Stored records

# # # # # # #

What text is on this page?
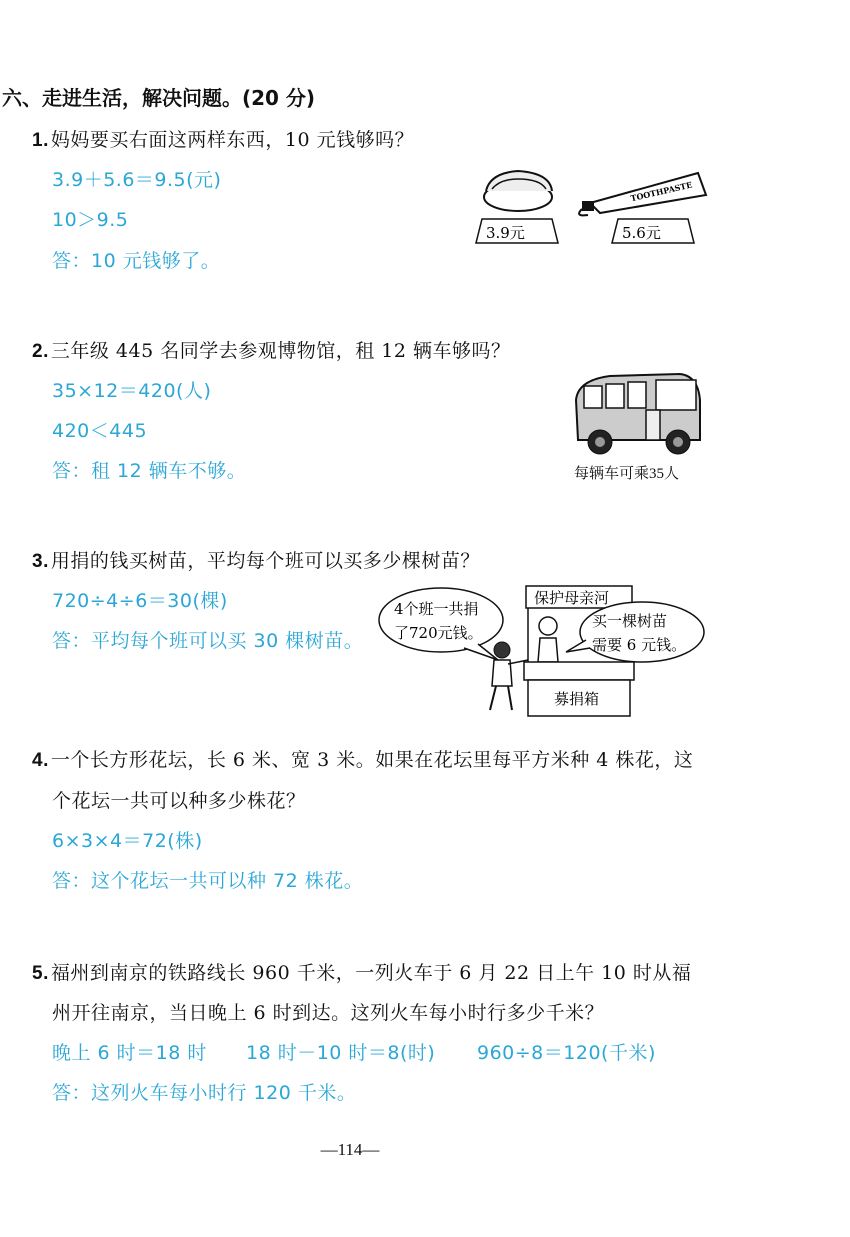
六、走进生活，解决问题。(20 分)
1. 妈妈要买右面这两样东西，10 元钱够吗？
3.9＋5.6＝9.5(元)
10＞9.5
答：10 元钱够了。
TOOTHPASTE
3.9元	5.6元
2. 三年级 445 名同学去参观博物馆，租 12 辆车够吗？
35×12＝420(人)
420＜445
答：租 12 辆车不够。	每辆车可乘35人
3. 用捐的钱买树苗，平均每个班可以买多少棵树苗？
720÷4÷6＝30(棵)
答：平均每个班可以买 30 棵树苗。
4个班一共捐
了720元钱。
保护母亲河
买一棵树苗
需要 6 元钱。
募捐箱
4. 一个长方形花坛，长 6 米、宽 3 米。如果在花坛里每平方米种 4 株花，这
个花坛一共可以种多少株花？
6×3×4＝72(株)
答：这个花坛一共可以种 72 株花。
5. 福州到南京的铁路线长 960 千米，一列火车于 6 月 22 日上午 10 时从福
州开往南京，当日晚上 6 时到达。这列火车每小时行多少千米？
晚上 6 时＝18 时 18 时－10 时＝8(时) 960÷8＝120(千米)
答：这列火车每小时行 120 千米。
—114—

# # # # # # #

◆ Exercise ◆
Print all the records again exactly; do not include any picture.

◆ Answer to this problem ◆
What text is on this page?
六、走进生活，解决问题。(20 分)
1. 妈妈要买右面这两样东西，10 元钱够吗？
3.9＋5.6＝9.5(元)
10＞9.5
答：10 元钱够了。
TOOTHPASTE
3.9元	5.6元
2. 三年级 445 名同学去参观博物馆，租 12 辆车够吗？
35×12＝420(人)
420＜445
答：租 12 辆车不够。	每辆车可乘35人
3. 用捐的钱买树苗，平均每个班可以买多少棵树苗？
720÷4÷6＝30(棵)
答：平均每个班可以买 30 棵树苗。
4个班一共捐
了720元钱。
保护母亲河
买一棵树苗
需要 6 元钱。
募捐箱
4. 一个长方形花坛，长 6 米、宽 3 米。如果在花坛里每平方米种 4 株花，这
个花坛一共可以种多少株花？
6×3×4＝72(株)
答：这个花坛一共可以种 72 株花。
5. 福州到南京的铁路线长 960 千米，一列火车于 6 月 22 日上午 10 时从福
州开往南京，当日晚上 6 时到达。这列火车每小时行多少千米？
晚上 6 时＝18 时 18 时－10 时＝8(时) 960÷8＝120(千米)
答：这列火车每小时行 120 千米。
—114—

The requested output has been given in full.